** Begin Dataset entries **
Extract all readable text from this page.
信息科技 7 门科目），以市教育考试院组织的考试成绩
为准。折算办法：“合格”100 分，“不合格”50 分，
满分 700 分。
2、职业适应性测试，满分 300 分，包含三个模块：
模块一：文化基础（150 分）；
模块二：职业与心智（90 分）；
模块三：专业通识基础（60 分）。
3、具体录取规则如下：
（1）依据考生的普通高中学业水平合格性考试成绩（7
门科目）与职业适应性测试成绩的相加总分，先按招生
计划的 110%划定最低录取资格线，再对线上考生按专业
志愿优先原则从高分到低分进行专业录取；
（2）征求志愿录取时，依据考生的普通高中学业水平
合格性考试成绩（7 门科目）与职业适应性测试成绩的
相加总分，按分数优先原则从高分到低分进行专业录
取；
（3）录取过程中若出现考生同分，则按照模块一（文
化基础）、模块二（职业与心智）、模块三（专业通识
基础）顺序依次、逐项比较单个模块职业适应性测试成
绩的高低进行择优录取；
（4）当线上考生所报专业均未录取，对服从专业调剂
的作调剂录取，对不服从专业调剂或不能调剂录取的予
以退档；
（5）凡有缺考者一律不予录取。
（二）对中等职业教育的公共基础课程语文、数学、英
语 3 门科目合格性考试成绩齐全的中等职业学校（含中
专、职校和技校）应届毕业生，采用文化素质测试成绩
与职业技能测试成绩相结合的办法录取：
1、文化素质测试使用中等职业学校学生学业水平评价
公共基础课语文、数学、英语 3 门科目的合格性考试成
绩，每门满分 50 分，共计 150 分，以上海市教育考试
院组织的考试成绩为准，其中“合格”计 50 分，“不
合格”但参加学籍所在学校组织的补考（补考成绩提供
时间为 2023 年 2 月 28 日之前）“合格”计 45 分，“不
** End Dataset entries **
#### [Written instruction]
Repeat the data above, word for word.

#### [Correct answer]
Extract all readable text from this page.
信息科技 7 门科目），以市教育考试院组织的考试成绩
为准。折算办法：“合格”100 分，“不合格”50 分，
满分 700 分。
2、职业适应性测试，满分 300 分，包含三个模块：
模块一：文化基础（150 分）；
模块二：职业与心智（90 分）；
模块三：专业通识基础（60 分）。
3、具体录取规则如下：
（1）依据考生的普通高中学业水平合格性考试成绩（7
门科目）与职业适应性测试成绩的相加总分，先按招生
计划的 110%划定最低录取资格线，再对线上考生按专业
志愿优先原则从高分到低分进行专业录取；
（2）征求志愿录取时，依据考生的普通高中学业水平
合格性考试成绩（7 门科目）与职业适应性测试成绩的
相加总分，按分数优先原则从高分到低分进行专业录
取；
（3）录取过程中若出现考生同分，则按照模块一（文
化基础）、模块二（职业与心智）、模块三（专业通识
基础）顺序依次、逐项比较单个模块职业适应性测试成
绩的高低进行择优录取；
（4）当线上考生所报专业均未录取，对服从专业调剂
的作调剂录取，对不服从专业调剂或不能调剂录取的予
以退档；
（5）凡有缺考者一律不予录取。
（二）对中等职业教育的公共基础课程语文、数学、英
语 3 门科目合格性考试成绩齐全的中等职业学校（含中
专、职校和技校）应届毕业生，采用文化素质测试成绩
与职业技能测试成绩相结合的办法录取：
1、文化素质测试使用中等职业学校学生学业水平评价
公共基础课语文、数学、英语 3 门科目的合格性考试成
绩，每门满分 50 分，共计 150 分，以上海市教育考试
院组织的考试成绩为准，其中“合格”计 50 分，“不
合格”但参加学籍所在学校组织的补考（补考成绩提供
时间为 2023 年 2 月 28 日之前）“合格”计 45 分，“不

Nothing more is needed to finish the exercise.